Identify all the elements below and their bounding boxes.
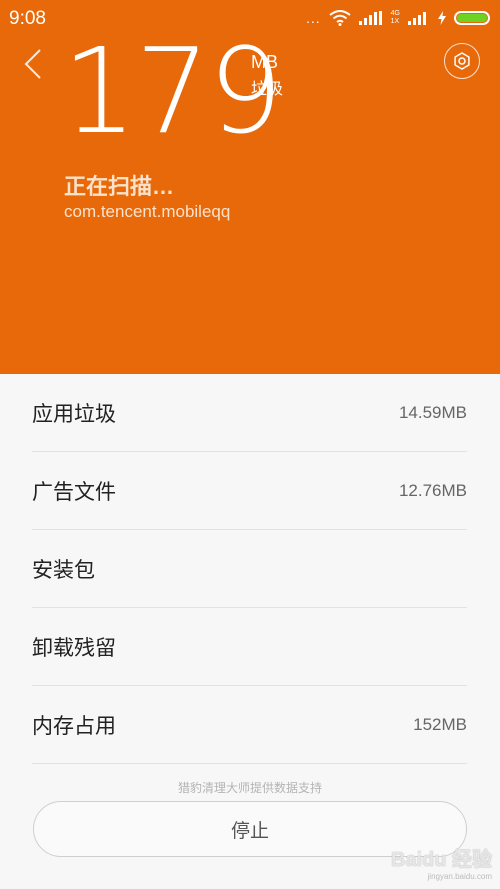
list-item[interactable]: 安装包	[32, 530, 467, 608]
category-label: 内存占用	[32, 714, 116, 738]
category-label: 广告文件	[32, 480, 116, 504]
category-size: 152MB	[413, 714, 467, 734]
scan-header: 9:08 ... 4G 1X 179 MB 垃圾 正在扫描… com.tence…	[0, 0, 500, 374]
watermark-url: jingyan.baidu.com	[427, 872, 492, 881]
gear-icon	[454, 52, 470, 70]
watermark-logo: Baidu 经验	[390, 849, 492, 871]
signal-bars-icon	[358, 11, 382, 25]
charging-bolt-icon	[438, 11, 446, 25]
scan-current-package: com.tencent.mobileqq	[64, 202, 231, 221]
list-item[interactable]: 内存占用 152MB	[32, 686, 467, 764]
battery-icon	[454, 11, 490, 25]
junk-size-unit: MB	[251, 52, 278, 72]
scan-status-title: 正在扫描…	[64, 174, 175, 199]
junk-size-value: 179	[62, 22, 283, 160]
network-type-label: 4G 1X	[390, 10, 400, 25]
junk-category-list: 应用垃圾 14.59MB 广告文件 12.76MB 安装包 卸载残留 内存占用 …	[32, 374, 467, 764]
category-size: 12.76MB	[398, 480, 467, 500]
list-item[interactable]: 应用垃圾 14.59MB	[32, 374, 467, 452]
baidu-watermark: Baidu 经验 jingyan.baidu.com	[391, 843, 492, 881]
category-label: 应用垃圾	[32, 402, 116, 426]
junk-size-label: 垃圾	[251, 81, 284, 98]
signal-bars-secondary-icon	[408, 12, 426, 25]
data-source-note: 猎豹清理大师提供数据支持	[177, 781, 322, 795]
settings-button[interactable]	[444, 43, 480, 79]
status-icons: ... 4G 1X	[306, 8, 490, 28]
list-item[interactable]: 广告文件 12.76MB	[32, 452, 467, 530]
status-time: 9:08	[9, 8, 46, 29]
wifi-icon	[329, 10, 351, 26]
category-label: 卸载残留	[32, 636, 116, 660]
back-button[interactable]	[18, 44, 48, 84]
list-item[interactable]: 卸载残留	[32, 608, 467, 686]
category-size: 14.59MB	[398, 402, 467, 422]
category-label: 安装包	[32, 558, 95, 582]
more-dots-icon: ...	[305, 10, 321, 26]
chevron-left-icon	[24, 49, 41, 79]
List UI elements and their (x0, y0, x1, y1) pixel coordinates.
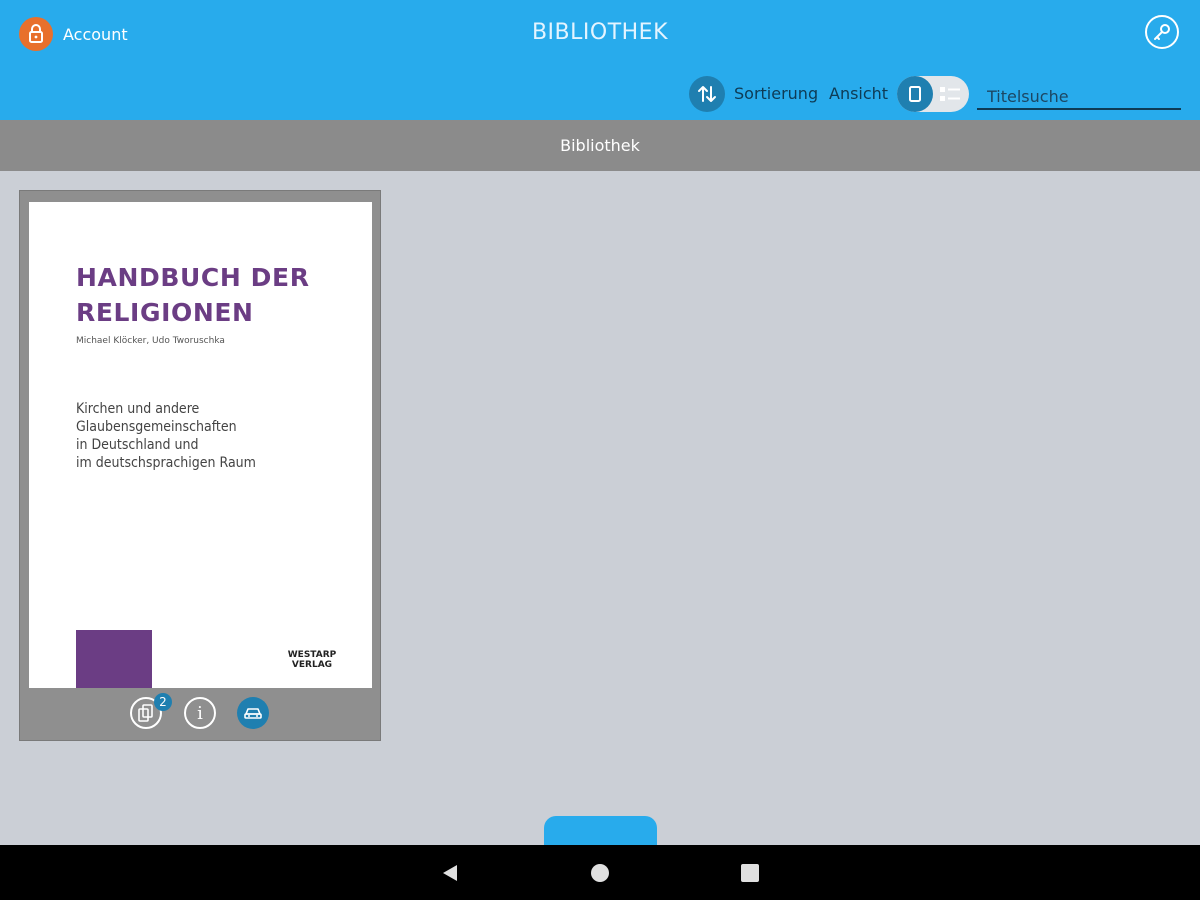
key-icon (1154, 24, 1170, 40)
sort-arrows-icon (698, 86, 716, 102)
title-search-input[interactable] (977, 80, 1181, 110)
publisher-logo: WESTARP VERLAG (287, 650, 337, 670)
home-circle-icon[interactable] (591, 864, 609, 882)
grid-view-option[interactable] (897, 76, 933, 112)
book-cover[interactable]: HANDBUCH DER RELIGIONEN Michael Klöcker,… (29, 202, 372, 688)
copies-count-badge: 2 (154, 693, 172, 711)
book-subtitle-line: im deutschsprachigen Raum (76, 455, 256, 471)
book-title: HANDBUCH DER RELIGIONEN (76, 263, 310, 327)
bottom-drawer-handle[interactable] (544, 816, 657, 846)
page-title: BIBLIOTHEK (531, 20, 669, 45)
info-button[interactable]: i (184, 697, 216, 729)
cover-decoration-block (76, 630, 152, 688)
car-mode-button[interactable] (237, 697, 269, 729)
system-navigation-bar (0, 845, 1200, 900)
publisher-line: VERLAG (291, 660, 333, 670)
section-header: Bibliothek (0, 120, 1200, 171)
book-subtitle: Kirchen und andere Glaubensgemeinschafte… (76, 400, 316, 472)
app-header: Account BIBLIOTHEK Sortierung Ansicht (0, 0, 1200, 120)
book-subtitle-line: Kirchen und andere (76, 401, 200, 417)
recents-square-icon[interactable] (741, 864, 759, 882)
book-card: HANDBUCH DER RELIGIONEN Michael Klöcker,… (19, 190, 381, 741)
book-actions: 2 i (20, 688, 380, 740)
view-toggle[interactable] (897, 76, 969, 112)
book-subtitle-line: in Deutschland und (76, 437, 199, 453)
toolbar: Sortierung Ansicht (0, 76, 1200, 112)
book-authors: Michael Klöcker, Udo Tworuschka (76, 336, 225, 346)
book-subtitle-line: Glaubensgemeinschaften (76, 419, 237, 435)
key-button[interactable] (1145, 15, 1179, 49)
single-book-icon (909, 86, 921, 102)
sort-label[interactable]: Sortierung (734, 84, 818, 103)
list-view-icon[interactable] (939, 85, 961, 103)
copies-icon (138, 704, 153, 722)
car-icon (244, 708, 262, 719)
view-label: Ansicht (829, 84, 889, 103)
section-title: Bibliothek (560, 136, 640, 155)
publisher-line: WESTARP (287, 650, 337, 660)
sort-button[interactable] (689, 76, 725, 112)
info-icon: i (197, 702, 203, 724)
back-triangle-icon[interactable] (440, 863, 460, 883)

Your instructions: Pull out each line in the rows above that contains the string "book" and copy those lines in full.

Answer to this task:
book-cover[interactable]: HANDBUCH DER RELIGIONEN Michael Klöcker,… (29, 202, 372, 688)
book-subtitle-line: im deutschsprachigen Raum (76, 455, 256, 471)
book-title: HANDBUCH DER RELIGIONEN (76, 263, 310, 327)
book-subtitle: Kirchen und andere Glaubensgemeinschafte… (76, 400, 316, 472)
book-subtitle-line: Kirchen und andere (76, 401, 200, 417)
book-card: HANDBUCH DER RELIGIONEN Michael Klöcker,… (19, 190, 381, 741)
book-actions: 2 i (20, 688, 380, 740)
book-subtitle-line: in Deutschland und (76, 437, 199, 453)
book-authors: Michael Klöcker, Udo Tworuschka (76, 336, 225, 346)
book-subtitle-line: Glaubensgemeinschaften (76, 419, 237, 435)
single-book-icon (909, 86, 921, 102)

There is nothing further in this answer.